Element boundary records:
■ ■ ■ ■

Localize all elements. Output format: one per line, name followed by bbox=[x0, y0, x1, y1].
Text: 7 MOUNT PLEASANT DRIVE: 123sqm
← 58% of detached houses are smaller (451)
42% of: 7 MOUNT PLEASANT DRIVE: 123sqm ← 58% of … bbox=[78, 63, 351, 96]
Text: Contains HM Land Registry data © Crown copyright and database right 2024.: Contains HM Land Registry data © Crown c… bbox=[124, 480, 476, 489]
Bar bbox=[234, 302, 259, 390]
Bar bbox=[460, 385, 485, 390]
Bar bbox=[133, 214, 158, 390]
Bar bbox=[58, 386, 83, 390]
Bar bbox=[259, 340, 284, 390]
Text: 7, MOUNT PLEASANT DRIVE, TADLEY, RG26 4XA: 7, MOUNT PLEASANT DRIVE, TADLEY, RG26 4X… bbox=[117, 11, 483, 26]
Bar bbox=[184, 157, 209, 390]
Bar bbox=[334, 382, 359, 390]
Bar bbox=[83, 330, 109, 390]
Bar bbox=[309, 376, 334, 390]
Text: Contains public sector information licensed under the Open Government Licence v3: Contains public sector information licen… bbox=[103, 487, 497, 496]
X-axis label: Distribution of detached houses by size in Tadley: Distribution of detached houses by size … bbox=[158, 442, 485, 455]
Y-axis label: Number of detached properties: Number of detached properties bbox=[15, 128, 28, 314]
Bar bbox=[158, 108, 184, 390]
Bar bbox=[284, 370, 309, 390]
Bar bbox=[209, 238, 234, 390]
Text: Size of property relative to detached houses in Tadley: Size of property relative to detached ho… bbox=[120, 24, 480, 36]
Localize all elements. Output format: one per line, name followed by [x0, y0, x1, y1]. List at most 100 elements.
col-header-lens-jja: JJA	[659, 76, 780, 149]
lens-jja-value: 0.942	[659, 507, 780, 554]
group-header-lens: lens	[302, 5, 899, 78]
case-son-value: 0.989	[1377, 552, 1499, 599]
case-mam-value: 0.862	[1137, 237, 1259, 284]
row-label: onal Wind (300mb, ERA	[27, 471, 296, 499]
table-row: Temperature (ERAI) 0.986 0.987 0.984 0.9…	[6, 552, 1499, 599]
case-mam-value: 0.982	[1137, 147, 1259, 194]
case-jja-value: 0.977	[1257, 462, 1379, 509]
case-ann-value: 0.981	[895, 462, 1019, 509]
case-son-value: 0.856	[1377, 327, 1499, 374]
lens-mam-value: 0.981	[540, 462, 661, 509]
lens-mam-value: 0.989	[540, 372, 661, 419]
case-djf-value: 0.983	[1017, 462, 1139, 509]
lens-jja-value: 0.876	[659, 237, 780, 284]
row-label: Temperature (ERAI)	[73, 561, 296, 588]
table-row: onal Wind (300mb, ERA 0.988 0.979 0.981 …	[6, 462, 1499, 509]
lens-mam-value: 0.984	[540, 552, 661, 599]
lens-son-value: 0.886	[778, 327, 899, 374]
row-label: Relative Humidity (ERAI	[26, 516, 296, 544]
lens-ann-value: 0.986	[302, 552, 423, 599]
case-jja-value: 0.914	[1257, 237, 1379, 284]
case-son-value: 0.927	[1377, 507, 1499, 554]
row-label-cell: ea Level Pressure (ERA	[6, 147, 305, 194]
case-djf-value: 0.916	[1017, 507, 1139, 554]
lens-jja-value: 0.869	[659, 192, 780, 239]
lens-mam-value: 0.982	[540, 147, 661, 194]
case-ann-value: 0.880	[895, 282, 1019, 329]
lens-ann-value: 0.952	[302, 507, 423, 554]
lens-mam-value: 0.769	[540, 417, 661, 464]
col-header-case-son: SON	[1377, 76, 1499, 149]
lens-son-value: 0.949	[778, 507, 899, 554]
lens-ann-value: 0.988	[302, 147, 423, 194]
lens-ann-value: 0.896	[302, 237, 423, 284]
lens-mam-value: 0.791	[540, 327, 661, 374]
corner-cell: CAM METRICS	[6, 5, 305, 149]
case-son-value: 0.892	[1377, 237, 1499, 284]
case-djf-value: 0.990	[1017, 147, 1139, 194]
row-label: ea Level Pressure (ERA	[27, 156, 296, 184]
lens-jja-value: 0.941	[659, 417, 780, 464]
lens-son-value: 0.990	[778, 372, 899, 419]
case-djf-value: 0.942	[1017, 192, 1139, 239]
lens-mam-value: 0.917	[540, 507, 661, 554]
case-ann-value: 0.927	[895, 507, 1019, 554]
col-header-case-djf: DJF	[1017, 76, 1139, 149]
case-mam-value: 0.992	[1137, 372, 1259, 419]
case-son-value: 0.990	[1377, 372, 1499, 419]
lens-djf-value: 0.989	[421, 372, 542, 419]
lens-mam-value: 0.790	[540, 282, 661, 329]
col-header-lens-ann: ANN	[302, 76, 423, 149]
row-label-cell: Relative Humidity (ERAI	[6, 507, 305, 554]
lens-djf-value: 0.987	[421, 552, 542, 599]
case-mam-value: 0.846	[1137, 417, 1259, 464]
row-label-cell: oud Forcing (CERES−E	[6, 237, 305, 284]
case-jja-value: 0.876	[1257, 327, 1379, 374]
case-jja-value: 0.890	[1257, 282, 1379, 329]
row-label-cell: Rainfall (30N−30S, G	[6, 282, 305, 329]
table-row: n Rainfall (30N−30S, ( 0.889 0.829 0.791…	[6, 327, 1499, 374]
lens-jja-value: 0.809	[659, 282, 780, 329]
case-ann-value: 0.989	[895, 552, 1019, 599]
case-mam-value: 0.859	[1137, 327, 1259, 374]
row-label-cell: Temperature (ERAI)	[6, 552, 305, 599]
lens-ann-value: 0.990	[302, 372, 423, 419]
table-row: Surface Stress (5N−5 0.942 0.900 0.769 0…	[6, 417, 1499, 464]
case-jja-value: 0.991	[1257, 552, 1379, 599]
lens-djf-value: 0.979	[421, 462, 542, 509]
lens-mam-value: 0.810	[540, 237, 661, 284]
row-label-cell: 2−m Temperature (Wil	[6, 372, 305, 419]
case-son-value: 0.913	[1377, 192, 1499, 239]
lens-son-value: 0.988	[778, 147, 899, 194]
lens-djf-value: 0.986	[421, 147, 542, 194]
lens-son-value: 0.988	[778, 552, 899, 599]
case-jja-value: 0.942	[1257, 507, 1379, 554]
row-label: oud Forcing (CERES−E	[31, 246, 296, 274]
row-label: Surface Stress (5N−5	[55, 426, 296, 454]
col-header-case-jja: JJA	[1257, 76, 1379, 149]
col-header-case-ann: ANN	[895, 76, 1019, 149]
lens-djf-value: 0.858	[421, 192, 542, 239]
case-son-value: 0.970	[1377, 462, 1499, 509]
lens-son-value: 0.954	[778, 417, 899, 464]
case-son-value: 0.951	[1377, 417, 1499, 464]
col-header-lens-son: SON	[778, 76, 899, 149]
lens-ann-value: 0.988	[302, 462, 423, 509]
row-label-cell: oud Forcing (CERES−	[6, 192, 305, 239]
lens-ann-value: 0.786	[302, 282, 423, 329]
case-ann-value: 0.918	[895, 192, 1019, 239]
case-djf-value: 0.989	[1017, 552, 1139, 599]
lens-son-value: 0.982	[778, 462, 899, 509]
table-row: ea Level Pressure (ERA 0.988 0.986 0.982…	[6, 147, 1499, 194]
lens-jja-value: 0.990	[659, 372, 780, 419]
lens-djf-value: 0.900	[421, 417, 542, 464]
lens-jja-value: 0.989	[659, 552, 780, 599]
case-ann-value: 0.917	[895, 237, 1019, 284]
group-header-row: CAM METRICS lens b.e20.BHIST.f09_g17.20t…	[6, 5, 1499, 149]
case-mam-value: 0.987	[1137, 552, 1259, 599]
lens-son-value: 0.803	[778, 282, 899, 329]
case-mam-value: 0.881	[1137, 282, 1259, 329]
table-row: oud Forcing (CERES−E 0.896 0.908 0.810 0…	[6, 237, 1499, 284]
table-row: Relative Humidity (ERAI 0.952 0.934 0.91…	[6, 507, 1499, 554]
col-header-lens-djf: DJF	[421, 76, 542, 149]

■ ■ ■ ■

DIRECTIONS FOR THIS TASK
In the rows from the very start through the line containing "42% of: 7 MOUNT", switch "smaller" to "larger" and give those lines again with nothing else changed.

OUTPUT FOR THIS TASK
Localize all elements. Output format: one per line, name followed by bbox=[x0, y0, x1, y1].
Text: 7 MOUNT PLEASANT DRIVE: 123sqm
← 58% of detached houses are larger (451)
42% of: 7 MOUNT PLEASANT DRIVE: 123sqm ← 58% of … bbox=[78, 63, 351, 96]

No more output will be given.